# Task input start

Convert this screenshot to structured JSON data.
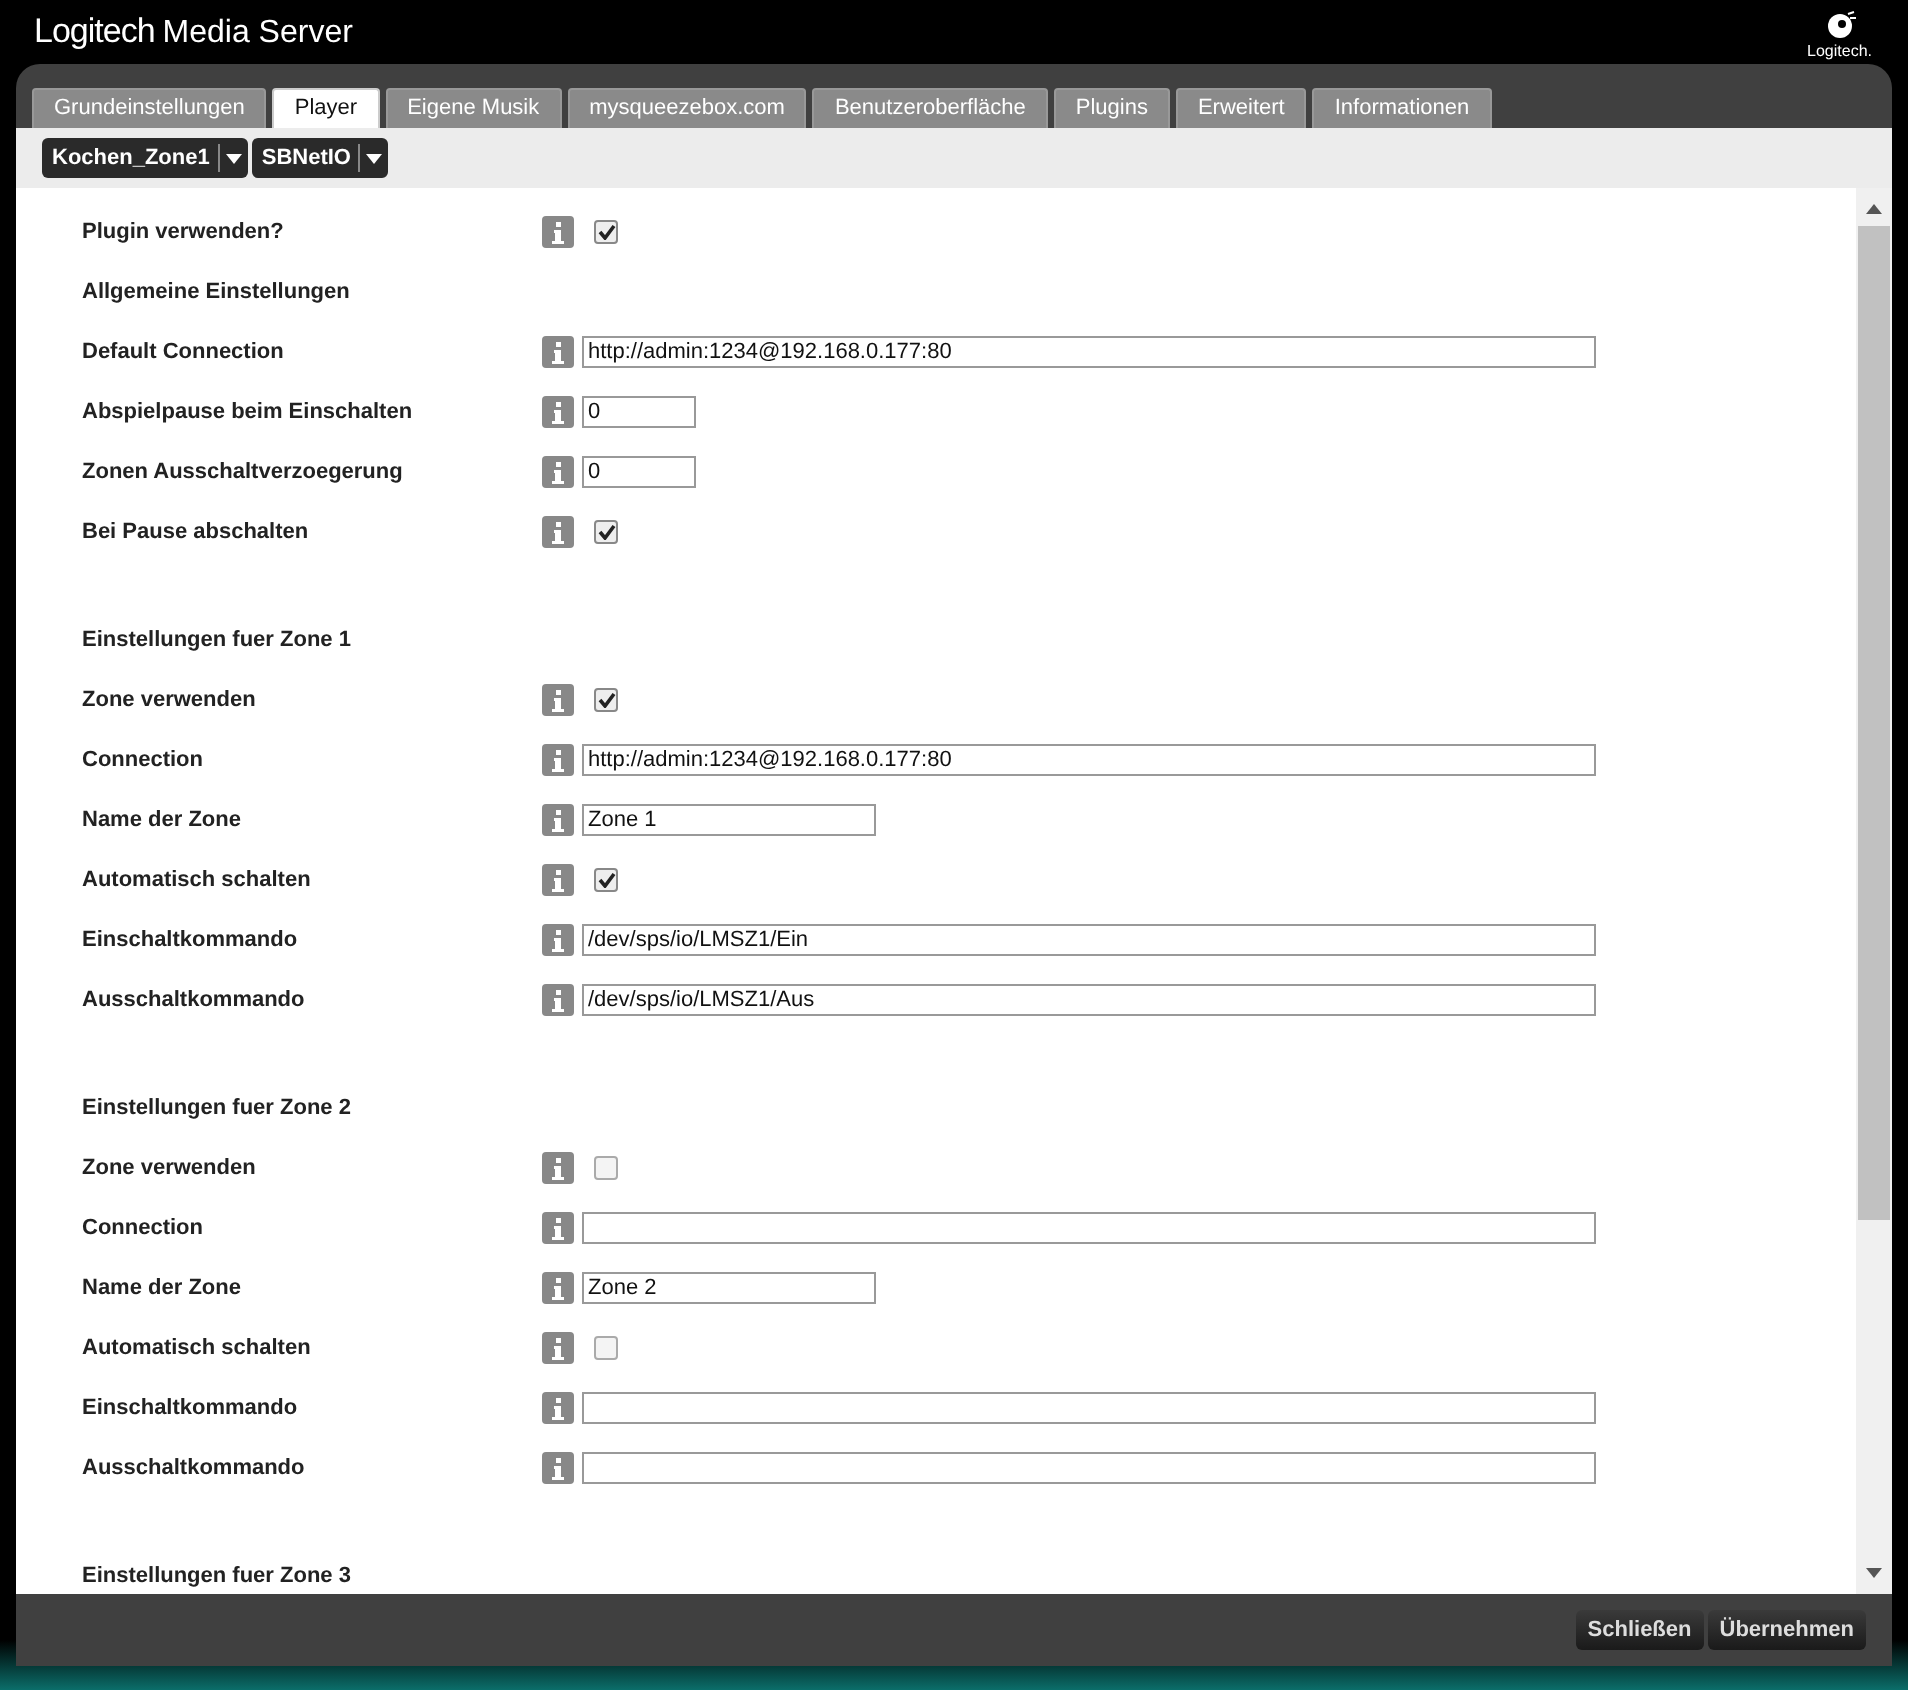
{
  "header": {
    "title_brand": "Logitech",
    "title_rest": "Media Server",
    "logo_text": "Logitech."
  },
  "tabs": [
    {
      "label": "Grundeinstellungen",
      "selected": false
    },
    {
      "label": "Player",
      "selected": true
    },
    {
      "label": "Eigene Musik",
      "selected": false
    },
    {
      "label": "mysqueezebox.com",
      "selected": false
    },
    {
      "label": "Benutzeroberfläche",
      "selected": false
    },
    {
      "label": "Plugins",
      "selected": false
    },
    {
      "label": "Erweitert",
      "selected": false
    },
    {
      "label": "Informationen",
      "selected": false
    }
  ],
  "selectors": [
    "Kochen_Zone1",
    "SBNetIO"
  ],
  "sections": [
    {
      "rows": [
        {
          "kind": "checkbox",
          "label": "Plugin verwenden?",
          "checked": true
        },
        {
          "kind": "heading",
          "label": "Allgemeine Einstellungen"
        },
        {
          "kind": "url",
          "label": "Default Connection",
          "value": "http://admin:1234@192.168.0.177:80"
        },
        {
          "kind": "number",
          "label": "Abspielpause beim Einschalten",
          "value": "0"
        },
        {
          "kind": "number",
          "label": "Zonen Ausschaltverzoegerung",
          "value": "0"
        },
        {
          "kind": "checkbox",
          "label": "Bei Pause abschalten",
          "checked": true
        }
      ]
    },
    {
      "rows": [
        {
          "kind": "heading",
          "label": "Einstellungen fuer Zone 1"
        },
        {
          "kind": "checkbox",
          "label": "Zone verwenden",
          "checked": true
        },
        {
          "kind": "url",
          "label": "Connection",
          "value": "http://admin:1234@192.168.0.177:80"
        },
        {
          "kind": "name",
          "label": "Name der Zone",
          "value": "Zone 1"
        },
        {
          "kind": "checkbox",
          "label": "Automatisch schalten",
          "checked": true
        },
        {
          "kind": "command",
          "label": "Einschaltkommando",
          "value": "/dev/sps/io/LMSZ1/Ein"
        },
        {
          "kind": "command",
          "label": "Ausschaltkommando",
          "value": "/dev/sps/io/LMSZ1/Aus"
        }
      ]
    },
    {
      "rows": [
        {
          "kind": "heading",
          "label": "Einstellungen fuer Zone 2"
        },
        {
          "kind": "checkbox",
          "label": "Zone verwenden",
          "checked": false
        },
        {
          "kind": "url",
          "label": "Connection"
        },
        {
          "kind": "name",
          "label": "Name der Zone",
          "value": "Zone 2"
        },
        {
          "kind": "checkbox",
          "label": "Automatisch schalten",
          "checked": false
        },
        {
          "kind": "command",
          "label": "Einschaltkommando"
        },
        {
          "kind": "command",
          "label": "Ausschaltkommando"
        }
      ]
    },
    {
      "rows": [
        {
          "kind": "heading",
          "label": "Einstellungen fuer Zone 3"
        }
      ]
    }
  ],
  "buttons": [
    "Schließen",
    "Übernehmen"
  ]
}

# Task input end

Exclude the pictures and transcribe all of the entries exactly.

Convert this screenshot to structured JSON data.
{
  "header": {
    "title_brand": "Logitech",
    "title_rest": "Media Server",
    "logo_text": "Logitech."
  },
  "tabs": [
    {
      "label": "Grundeinstellungen",
      "selected": false
    },
    {
      "label": "Player",
      "selected": true
    },
    {
      "label": "Eigene Musik",
      "selected": false
    },
    {
      "label": "mysqueezebox.com",
      "selected": false
    },
    {
      "label": "Benutzeroberfläche",
      "selected": false
    },
    {
      "label": "Plugins",
      "selected": false
    },
    {
      "label": "Erweitert",
      "selected": false
    },
    {
      "label": "Informationen",
      "selected": false
    }
  ],
  "selectors": [
    "Kochen_Zone1",
    "SBNetIO"
  ],
  "sections": [
    {
      "rows": [
        {
          "kind": "checkbox",
          "label": "Plugin verwenden?",
          "checked": true
        },
        {
          "kind": "heading",
          "label": "Allgemeine Einstellungen"
        },
        {
          "kind": "url",
          "label": "Default Connection",
          "value": "http://admin:1234@192.168.0.177:80"
        },
        {
          "kind": "number",
          "label": "Abspielpause beim Einschalten",
          "value": "0"
        },
        {
          "kind": "number",
          "label": "Zonen Ausschaltverzoegerung",
          "value": "0"
        },
        {
          "kind": "checkbox",
          "label": "Bei Pause abschalten",
          "checked": true
        }
      ]
    },
    {
      "rows": [
        {
          "kind": "heading",
          "label": "Einstellungen fuer Zone 1"
        },
        {
          "kind": "checkbox",
          "label": "Zone verwenden",
          "checked": true
        },
        {
          "kind": "url",
          "label": "Connection",
          "value": "http://admin:1234@192.168.0.177:80"
        },
        {
          "kind": "name",
          "label": "Name der Zone",
          "value": "Zone 1"
        },
        {
          "kind": "checkbox",
          "label": "Automatisch schalten",
          "checked": true
        },
        {
          "kind": "command",
          "label": "Einschaltkommando",
          "value": "/dev/sps/io/LMSZ1/Ein"
        },
        {
          "kind": "command",
          "label": "Ausschaltkommando",
          "value": "/dev/sps/io/LMSZ1/Aus"
        }
      ]
    },
    {
      "rows": [
        {
          "kind": "heading",
          "label": "Einstellungen fuer Zone 2"
        },
        {
          "kind": "checkbox",
          "label": "Zone verwenden",
          "checked": false
        },
        {
          "kind": "url",
          "label": "Connection"
        },
        {
          "kind": "name",
          "label": "Name der Zone",
          "value": "Zone 2"
        },
        {
          "kind": "checkbox",
          "label": "Automatisch schalten",
          "checked": false
        },
        {
          "kind": "command",
          "label": "Einschaltkommando"
        },
        {
          "kind": "command",
          "label": "Ausschaltkommando"
        }
      ]
    },
    {
      "rows": [
        {
          "kind": "heading",
          "label": "Einstellungen fuer Zone 3"
        }
      ]
    }
  ],
  "buttons": [
    "Schließen",
    "Übernehmen"
  ]
}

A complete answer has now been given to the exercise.